___ DATASET CONTENT
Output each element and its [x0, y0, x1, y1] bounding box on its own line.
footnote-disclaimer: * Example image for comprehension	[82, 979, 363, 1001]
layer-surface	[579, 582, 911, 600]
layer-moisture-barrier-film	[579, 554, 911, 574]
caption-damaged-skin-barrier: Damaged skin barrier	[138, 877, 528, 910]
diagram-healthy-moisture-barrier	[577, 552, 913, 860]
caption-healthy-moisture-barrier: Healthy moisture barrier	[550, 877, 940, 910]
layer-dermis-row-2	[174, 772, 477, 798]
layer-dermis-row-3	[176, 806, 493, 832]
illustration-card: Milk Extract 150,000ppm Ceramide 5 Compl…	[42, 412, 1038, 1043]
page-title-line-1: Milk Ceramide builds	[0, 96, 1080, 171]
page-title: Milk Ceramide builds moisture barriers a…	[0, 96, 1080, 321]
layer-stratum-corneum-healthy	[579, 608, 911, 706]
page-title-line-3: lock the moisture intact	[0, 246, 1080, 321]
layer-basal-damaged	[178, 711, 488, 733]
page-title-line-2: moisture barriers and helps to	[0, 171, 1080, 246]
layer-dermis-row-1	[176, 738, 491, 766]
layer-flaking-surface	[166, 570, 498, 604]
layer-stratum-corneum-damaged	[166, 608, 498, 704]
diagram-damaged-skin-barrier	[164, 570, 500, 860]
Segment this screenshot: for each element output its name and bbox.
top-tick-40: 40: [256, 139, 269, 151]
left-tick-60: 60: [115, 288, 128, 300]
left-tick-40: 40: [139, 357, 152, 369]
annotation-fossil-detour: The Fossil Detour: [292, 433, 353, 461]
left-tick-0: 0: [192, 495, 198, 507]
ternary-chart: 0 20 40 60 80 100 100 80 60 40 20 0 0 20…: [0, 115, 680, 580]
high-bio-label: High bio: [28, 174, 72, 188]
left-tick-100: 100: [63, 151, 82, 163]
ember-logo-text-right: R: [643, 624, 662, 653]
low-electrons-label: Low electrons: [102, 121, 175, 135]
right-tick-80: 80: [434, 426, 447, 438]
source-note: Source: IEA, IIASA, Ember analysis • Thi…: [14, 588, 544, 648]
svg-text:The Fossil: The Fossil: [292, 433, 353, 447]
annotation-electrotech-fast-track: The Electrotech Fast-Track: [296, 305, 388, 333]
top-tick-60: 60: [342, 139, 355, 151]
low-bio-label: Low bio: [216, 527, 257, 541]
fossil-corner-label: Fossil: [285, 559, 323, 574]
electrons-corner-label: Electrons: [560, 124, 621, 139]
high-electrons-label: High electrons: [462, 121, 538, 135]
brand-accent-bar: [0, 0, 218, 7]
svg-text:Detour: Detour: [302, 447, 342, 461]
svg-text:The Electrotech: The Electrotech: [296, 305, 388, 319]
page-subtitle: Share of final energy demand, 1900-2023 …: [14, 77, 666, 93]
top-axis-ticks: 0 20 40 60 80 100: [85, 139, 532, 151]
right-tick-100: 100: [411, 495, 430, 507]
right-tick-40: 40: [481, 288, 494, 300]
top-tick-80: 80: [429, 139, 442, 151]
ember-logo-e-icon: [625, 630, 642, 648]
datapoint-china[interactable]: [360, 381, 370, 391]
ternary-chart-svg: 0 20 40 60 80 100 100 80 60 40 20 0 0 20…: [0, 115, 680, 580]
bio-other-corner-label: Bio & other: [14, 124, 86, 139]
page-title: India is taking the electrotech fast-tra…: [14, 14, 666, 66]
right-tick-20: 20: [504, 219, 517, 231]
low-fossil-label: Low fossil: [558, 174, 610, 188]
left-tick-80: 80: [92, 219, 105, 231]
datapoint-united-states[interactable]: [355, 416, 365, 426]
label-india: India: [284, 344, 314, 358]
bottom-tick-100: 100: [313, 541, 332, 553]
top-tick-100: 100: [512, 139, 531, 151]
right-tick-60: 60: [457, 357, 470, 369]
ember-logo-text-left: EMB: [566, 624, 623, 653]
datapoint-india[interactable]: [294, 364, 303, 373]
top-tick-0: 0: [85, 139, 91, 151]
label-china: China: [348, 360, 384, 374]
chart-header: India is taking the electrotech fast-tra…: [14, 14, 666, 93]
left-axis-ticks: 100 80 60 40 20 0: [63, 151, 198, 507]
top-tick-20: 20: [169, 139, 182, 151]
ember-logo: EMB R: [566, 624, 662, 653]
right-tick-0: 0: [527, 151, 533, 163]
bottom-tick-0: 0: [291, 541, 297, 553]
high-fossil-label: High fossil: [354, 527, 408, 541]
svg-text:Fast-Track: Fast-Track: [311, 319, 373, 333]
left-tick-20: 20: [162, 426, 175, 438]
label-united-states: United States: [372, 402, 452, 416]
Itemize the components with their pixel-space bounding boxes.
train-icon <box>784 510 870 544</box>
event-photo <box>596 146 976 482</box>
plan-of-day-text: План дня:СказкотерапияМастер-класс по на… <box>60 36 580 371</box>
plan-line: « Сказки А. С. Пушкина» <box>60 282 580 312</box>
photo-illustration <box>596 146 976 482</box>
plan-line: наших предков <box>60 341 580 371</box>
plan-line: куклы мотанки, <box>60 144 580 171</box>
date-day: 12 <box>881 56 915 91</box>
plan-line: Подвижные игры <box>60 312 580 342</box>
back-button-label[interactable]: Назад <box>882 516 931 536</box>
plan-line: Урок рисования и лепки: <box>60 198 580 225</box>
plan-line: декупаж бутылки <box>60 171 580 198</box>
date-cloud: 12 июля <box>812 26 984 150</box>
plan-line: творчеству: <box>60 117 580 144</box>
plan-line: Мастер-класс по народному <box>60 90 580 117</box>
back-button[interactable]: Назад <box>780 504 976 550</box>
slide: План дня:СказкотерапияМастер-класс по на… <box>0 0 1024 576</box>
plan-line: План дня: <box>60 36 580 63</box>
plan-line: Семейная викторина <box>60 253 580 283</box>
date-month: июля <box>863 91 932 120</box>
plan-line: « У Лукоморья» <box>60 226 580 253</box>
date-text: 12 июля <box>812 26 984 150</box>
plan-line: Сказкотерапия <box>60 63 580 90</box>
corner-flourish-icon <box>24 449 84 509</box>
______
[EXERCISE OBJECTIVE] Set out every line of the listing above as a numbered list, leaving out any blank lines.

[PROBLEM SOLUTION]
1. Output each element and its [x0, y0, x1, y1] bounding box on its own line.
2. footnote-disclaimer: * Example image for comprehension	[82, 979, 363, 1001]
3. layer-surface	[579, 582, 911, 600]
4. layer-moisture-barrier-film	[579, 554, 911, 574]
5. caption-damaged-skin-barrier: Damaged skin barrier	[138, 877, 528, 910]
6. diagram-healthy-moisture-barrier	[577, 552, 913, 860]
7. caption-healthy-moisture-barrier: Healthy moisture barrier	[550, 877, 940, 910]
8. layer-dermis-row-2	[174, 772, 477, 798]
9. layer-dermis-row-3	[176, 806, 493, 832]
10. illustration-card: Milk Extract 150,000ppm Ceramide 5 Compl…	[42, 412, 1038, 1043]
11. page-title-line-1: Milk Ceramide builds	[0, 96, 1080, 171]
12. page-title: Milk Ceramide builds moisture barriers a…	[0, 96, 1080, 321]
13. layer-stratum-corneum-healthy	[579, 608, 911, 706]
14. page-title-line-3: lock the moisture intact	[0, 246, 1080, 321]
15. layer-basal-damaged	[178, 711, 488, 733]
16. page-title-line-2: moisture barriers and helps to	[0, 171, 1080, 246]
17. layer-dermis-row-1	[176, 738, 491, 766]
18. layer-flaking-surface	[166, 570, 498, 604]
19. layer-stratum-corneum-damaged	[166, 608, 498, 704]
20. diagram-damaged-skin-barrier	[164, 570, 500, 860]
21. Segment this screenshot: for each element output its name and bbox.
22. top-tick-40: 40: [256, 139, 269, 151]
23. left-tick-60: 60: [115, 288, 128, 300]
24. left-tick-40: 40: [139, 357, 152, 369]
25. annotation-fossil-detour: The Fossil Detour: [292, 433, 353, 461]
26. left-tick-0: 0: [192, 495, 198, 507]
27. ternary-chart: 0 20 40 60 80 100 100 80 60 40 20 0 0 20…: [0, 115, 680, 580]
28. high-bio-label: High bio: [28, 174, 72, 188]
29. left-tick-100: 100: [63, 151, 82, 163]
30. ember-logo-text-right: R: [643, 624, 662, 653]
31. low-electrons-label: Low electrons: [102, 121, 175, 135]
32. right-tick-80: 80: [434, 426, 447, 438]
33. source-note: Source: IEA, IIASA, Ember analysis • Thi…: [14, 588, 544, 648]
34. svg-text:The Fossil: The Fossil: [292, 433, 353, 447]
35. annotation-electrotech-fast-track: The Electrotech Fast-Track: [296, 305, 388, 333]
36. top-tick-60: 60: [342, 139, 355, 151]
37. low-bio-label: Low bio: [216, 527, 257, 541]
38. fossil-corner-label: Fossil: [285, 559, 323, 574]
39. electrons-corner-label: Electrons: [560, 124, 621, 139]
40. high-electrons-label: High electrons: [462, 121, 538, 135]
41. brand-accent-bar: [0, 0, 218, 7]
42. svg-text:Detour: Detour: [302, 447, 342, 461]
43. svg-text:The Electrotech: The Electrotech: [296, 305, 388, 319]
44. page-subtitle: Share of final energy demand, 1900-2023 …: [14, 77, 666, 93]
45. top-axis-ticks: 0 20 40 60 80 100: [85, 139, 532, 151]
46. right-tick-100: 100: [411, 495, 430, 507]
47. right-tick-40: 40: [481, 288, 494, 300]
48. top-tick-80: 80: [429, 139, 442, 151]
49. ember-logo-e-icon: [625, 630, 642, 648]
50. datapoint-china[interactable]: [360, 381, 370, 391]
51. ternary-chart-svg: 0 20 40 60 80 100 100 80 60 40 20 0 0 20…: [0, 115, 680, 580]
52. bio-other-corner-label: Bio & other: [14, 124, 86, 139]
53. page-title: India is taking the electrotech fast-tra…: [14, 14, 666, 66]
54. right-tick-20: 20: [504, 219, 517, 231]
55. low-fossil-label: Low fossil: [558, 174, 610, 188]
56. left-tick-80: 80: [92, 219, 105, 231]
57. datapoint-united-states[interactable]: [355, 416, 365, 426]
58. label-india: India: [284, 344, 314, 358]
59. bottom-tick-100: 100: [313, 541, 332, 553]
60. top-tick-100: 100: [512, 139, 531, 151]
61. right-tick-60: 60: [457, 357, 470, 369]
62. ember-logo-text-left: EMB: [566, 624, 623, 653]
63. datapoint-india[interactable]: [294, 364, 303, 373]
64. top-tick-0: 0: [85, 139, 91, 151]
65. label-china: China: [348, 360, 384, 374]
66. chart-header: India is taking the electrotech fast-tra…: [14, 14, 666, 93]
67. left-axis-ticks: 100 80 60 40 20 0: [63, 151, 198, 507]
68. top-tick-20: 20: [169, 139, 182, 151]
69. ember-logo: EMB R: [566, 624, 662, 653]
70. right-tick-0: 0: [527, 151, 533, 163]
71. bottom-tick-0: 0: [291, 541, 297, 553]
72. high-fossil-label: High fossil: [354, 527, 408, 541]
73. svg-text:Fast-Track: Fast-Track: [311, 319, 373, 333]
74. left-tick-20: 20: [162, 426, 175, 438]
75. label-united-states: United States: [372, 402, 452, 416]
76. Itemize the components with their pixel-space bounding boxes.
77. train-icon <box>784 510 870 544</box>
78. event-photo <box>596 146 976 482</box>
79. plan-of-day-text: План дня:СказкотерапияМастер-класс по на… <box>60 36 580 371</box>
80. plan-line: « Сказки А. С. Пушкина» <box>60 282 580 312</box>
81. photo-illustration <box>596 146 976 482</box>
82. plan-line: наших предков <box>60 341 580 371</box>
83. plan-line: куклы мотанки, <box>60 144 580 171</box>
84. date-day: 12 <box>881 56 915 91</box>
85. plan-line: Подвижные игры <box>60 312 580 342</box>
86. back-button-label[interactable]: Назад <box>882 516 931 536</box>
87. plan-line: Урок рисования и лепки: <box>60 198 580 225</box>
88. plan-line: декупаж бутылки <box>60 171 580 198</box>
89. date-cloud: 12 июля <box>812 26 984 150</box>
90. plan-line: творчеству: <box>60 117 580 144</box>
91. plan-line: Мастер-класс по народному <box>60 90 580 117</box>
92. back-button[interactable]: Назад <box>780 504 976 550</box>
93. slide: План дня:СказкотерапияМастер-класс по на… <box>0 0 1024 576</box>
94. plan-line: План дня: <box>60 36 580 63</box>
95. plan-line: Семейная викторина <box>60 253 580 283</box>
96. date-month: июля <box>863 91 932 120</box>
97. plan-line: « У Лукоморья» <box>60 226 580 253</box>
98. date-text: 12 июля <box>812 26 984 150</box>
99. plan-line: Сказкотерапия <box>60 63 580 90</box>
100. corner-flourish-icon <box>24 449 84 509</box>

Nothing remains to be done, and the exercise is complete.